Set problem> Repeat the whole listing exactly.

Input material>
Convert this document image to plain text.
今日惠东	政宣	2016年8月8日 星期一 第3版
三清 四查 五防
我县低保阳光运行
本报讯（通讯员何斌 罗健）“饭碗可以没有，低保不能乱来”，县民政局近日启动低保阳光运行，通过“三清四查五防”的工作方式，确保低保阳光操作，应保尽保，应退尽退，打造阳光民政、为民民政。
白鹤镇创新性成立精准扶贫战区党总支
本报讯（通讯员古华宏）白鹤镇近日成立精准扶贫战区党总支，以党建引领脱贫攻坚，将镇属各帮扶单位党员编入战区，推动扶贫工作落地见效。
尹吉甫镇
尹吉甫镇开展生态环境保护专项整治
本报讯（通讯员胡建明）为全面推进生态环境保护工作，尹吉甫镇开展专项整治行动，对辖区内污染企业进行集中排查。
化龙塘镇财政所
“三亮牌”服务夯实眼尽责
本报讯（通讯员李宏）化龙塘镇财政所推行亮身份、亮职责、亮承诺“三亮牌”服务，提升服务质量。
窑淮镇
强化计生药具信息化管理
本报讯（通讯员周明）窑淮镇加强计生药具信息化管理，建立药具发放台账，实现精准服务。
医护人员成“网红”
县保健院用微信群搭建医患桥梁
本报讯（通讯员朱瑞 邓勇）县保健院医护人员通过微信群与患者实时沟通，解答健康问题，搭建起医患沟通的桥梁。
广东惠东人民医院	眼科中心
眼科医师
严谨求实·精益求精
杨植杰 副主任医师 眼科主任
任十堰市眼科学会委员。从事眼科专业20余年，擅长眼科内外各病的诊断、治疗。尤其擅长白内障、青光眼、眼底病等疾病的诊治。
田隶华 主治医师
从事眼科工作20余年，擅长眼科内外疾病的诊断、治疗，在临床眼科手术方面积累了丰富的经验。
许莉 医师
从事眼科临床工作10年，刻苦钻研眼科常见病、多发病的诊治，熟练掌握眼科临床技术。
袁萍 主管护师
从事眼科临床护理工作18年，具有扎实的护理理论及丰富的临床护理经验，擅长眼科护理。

Full output>
Convert this document image to plain text.
今日惠东	政宣	2016年8月8日 星期一 第3版
三清 四查 五防
我县低保阳光运行
本报讯（通讯员何斌 罗健）“饭碗可以没有，低保不能乱来”，县民政局近日启动低保阳光运行，通过“三清四查五防”的工作方式，确保低保阳光操作，应保尽保，应退尽退，打造阳光民政、为民民政。
白鹤镇创新性成立精准扶贫战区党总支
本报讯（通讯员古华宏）白鹤镇近日成立精准扶贫战区党总支，以党建引领脱贫攻坚，将镇属各帮扶单位党员编入战区，推动扶贫工作落地见效。
尹吉甫镇
尹吉甫镇开展生态环境保护专项整治
本报讯（通讯员胡建明）为全面推进生态环境保护工作，尹吉甫镇开展专项整治行动，对辖区内污染企业进行集中排查。
化龙塘镇财政所
“三亮牌”服务夯实眼尽责
本报讯（通讯员李宏）化龙塘镇财政所推行亮身份、亮职责、亮承诺“三亮牌”服务，提升服务质量。
窑淮镇
强化计生药具信息化管理
本报讯（通讯员周明）窑淮镇加强计生药具信息化管理，建立药具发放台账，实现精准服务。
医护人员成“网红”
县保健院用微信群搭建医患桥梁
本报讯（通讯员朱瑞 邓勇）县保健院医护人员通过微信群与患者实时沟通，解答健康问题，搭建起医患沟通的桥梁。
广东惠东人民医院	眼科中心
眼科医师
严谨求实·精益求精
杨植杰 副主任医师 眼科主任
任十堰市眼科学会委员。从事眼科专业20余年，擅长眼科内外各病的诊断、治疗。尤其擅长白内障、青光眼、眼底病等疾病的诊治。
田隶华 主治医师
从事眼科工作20余年，擅长眼科内外疾病的诊断、治疗，在临床眼科手术方面积累了丰富的经验。
许莉 医师
从事眼科临床工作10年，刻苦钻研眼科常见病、多发病的诊治，熟练掌握眼科临床技术。
袁萍 主管护师
从事眼科临床护理工作18年，具有扎实的护理理论及丰富的临床护理经验，擅长眼科护理。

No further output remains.